▶ _The request_
Find how many lines in the material hold the word "seda", then state that number and nothing more.

▶ _Supplied entries_
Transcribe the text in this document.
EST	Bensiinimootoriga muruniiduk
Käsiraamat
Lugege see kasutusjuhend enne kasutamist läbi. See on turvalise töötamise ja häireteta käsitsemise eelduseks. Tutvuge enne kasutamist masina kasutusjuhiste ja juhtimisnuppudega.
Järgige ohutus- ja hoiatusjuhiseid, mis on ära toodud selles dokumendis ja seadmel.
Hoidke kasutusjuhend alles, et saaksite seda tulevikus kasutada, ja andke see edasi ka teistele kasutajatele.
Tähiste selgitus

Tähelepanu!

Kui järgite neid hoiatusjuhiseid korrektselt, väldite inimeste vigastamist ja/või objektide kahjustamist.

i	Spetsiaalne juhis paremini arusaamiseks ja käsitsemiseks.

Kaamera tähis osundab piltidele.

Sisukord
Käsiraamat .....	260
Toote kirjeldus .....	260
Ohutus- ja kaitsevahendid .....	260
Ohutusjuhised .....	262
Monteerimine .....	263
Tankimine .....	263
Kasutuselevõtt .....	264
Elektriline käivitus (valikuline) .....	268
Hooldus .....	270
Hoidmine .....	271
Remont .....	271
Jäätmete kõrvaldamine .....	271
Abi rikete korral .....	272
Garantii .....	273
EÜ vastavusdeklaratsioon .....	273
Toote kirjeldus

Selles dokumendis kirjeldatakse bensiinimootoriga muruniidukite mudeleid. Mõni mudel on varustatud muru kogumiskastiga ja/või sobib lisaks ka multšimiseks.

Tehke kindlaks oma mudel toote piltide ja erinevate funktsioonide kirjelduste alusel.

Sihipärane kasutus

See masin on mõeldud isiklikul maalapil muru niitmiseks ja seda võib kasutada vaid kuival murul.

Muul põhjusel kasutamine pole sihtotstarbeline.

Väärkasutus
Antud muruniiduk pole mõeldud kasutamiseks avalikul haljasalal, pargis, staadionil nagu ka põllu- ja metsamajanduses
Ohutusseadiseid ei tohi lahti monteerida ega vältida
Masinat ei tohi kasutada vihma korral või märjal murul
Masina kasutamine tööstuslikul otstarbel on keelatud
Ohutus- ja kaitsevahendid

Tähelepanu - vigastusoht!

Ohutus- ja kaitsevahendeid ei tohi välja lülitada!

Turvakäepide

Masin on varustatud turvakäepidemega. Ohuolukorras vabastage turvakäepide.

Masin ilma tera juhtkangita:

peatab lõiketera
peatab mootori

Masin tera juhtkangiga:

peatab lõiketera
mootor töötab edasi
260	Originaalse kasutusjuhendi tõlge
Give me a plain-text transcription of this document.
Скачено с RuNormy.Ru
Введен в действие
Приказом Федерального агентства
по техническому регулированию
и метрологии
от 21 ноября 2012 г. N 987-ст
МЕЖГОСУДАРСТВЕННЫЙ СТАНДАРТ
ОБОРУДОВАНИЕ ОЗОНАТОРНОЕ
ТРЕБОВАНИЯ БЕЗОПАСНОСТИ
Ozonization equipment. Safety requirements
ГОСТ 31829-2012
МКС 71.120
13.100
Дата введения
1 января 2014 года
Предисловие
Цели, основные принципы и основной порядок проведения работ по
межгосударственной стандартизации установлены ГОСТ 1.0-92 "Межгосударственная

▶ _Response to the task_
2